--- Begin DATA FOR THIS TASK ---
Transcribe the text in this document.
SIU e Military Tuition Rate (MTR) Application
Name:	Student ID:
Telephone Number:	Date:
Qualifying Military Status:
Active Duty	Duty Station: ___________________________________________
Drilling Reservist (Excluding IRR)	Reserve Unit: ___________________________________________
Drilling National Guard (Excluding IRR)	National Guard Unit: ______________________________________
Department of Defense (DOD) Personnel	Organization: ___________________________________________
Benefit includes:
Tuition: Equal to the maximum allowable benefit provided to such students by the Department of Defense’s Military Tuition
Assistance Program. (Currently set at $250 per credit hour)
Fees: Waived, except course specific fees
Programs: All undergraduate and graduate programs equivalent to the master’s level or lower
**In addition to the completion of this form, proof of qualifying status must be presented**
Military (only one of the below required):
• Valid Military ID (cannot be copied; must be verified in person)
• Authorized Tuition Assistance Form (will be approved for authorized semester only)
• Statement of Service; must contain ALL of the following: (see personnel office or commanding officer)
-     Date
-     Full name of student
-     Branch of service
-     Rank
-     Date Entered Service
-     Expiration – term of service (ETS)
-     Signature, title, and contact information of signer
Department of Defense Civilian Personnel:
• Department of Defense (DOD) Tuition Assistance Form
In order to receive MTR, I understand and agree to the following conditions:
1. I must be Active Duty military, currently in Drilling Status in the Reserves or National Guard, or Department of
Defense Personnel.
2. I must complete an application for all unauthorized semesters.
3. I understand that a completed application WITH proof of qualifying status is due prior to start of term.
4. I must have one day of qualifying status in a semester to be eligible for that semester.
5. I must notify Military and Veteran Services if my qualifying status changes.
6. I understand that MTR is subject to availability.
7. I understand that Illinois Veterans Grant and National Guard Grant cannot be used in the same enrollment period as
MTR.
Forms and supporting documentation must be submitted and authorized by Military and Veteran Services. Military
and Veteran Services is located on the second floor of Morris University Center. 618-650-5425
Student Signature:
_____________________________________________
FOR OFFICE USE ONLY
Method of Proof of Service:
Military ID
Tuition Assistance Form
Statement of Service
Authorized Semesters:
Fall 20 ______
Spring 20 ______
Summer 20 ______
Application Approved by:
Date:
--- End DATA FOR THIS TASK ---
Make an exact copy of every entry.

Transcribe the text in this document.
SIU e Military Tuition Rate (MTR) Application
Name:	Student ID:
Telephone Number:	Date:
Qualifying Military Status:
Active Duty	Duty Station: ___________________________________________
Drilling Reservist (Excluding IRR)	Reserve Unit: ___________________________________________
Drilling National Guard (Excluding IRR)	National Guard Unit: ______________________________________
Department of Defense (DOD) Personnel	Organization: ___________________________________________
Benefit includes:
Tuition: Equal to the maximum allowable benefit provided to such students by the Department of Defense’s Military Tuition
Assistance Program. (Currently set at $250 per credit hour)
Fees: Waived, except course specific fees
Programs: All undergraduate and graduate programs equivalent to the master’s level or lower
**In addition to the completion of this form, proof of qualifying status must be presented**
Military (only one of the below required):
• Valid Military ID (cannot be copied; must be verified in person)
• Authorized Tuition Assistance Form (will be approved for authorized semester only)
• Statement of Service; must contain ALL of the following: (see personnel office or commanding officer)
-     Date
-     Full name of student
-     Branch of service
-     Rank
-     Date Entered Service
-     Expiration – term of service (ETS)
-     Signature, title, and contact information of signer
Department of Defense Civilian Personnel:
• Department of Defense (DOD) Tuition Assistance Form
In order to receive MTR, I understand and agree to the following conditions:
1. I must be Active Duty military, currently in Drilling Status in the Reserves or National Guard, or Department of
Defense Personnel.
2. I must complete an application for all unauthorized semesters.
3. I understand that a completed application WITH proof of qualifying status is due prior to start of term.
4. I must have one day of qualifying status in a semester to be eligible for that semester.
5. I must notify Military and Veteran Services if my qualifying status changes.
6. I understand that MTR is subject to availability.
7. I understand that Illinois Veterans Grant and National Guard Grant cannot be used in the same enrollment period as
MTR.
Forms and supporting documentation must be submitted and authorized by Military and Veteran Services. Military
and Veteran Services is located on the second floor of Morris University Center. 618-650-5425
Student Signature:
_____________________________________________
FOR OFFICE USE ONLY
Method of Proof of Service:
Military ID
Tuition Assistance Form
Statement of Service
Authorized Semesters:
Fall 20 ______
Spring 20 ______
Summer 20 ______
Application Approved by:
Date:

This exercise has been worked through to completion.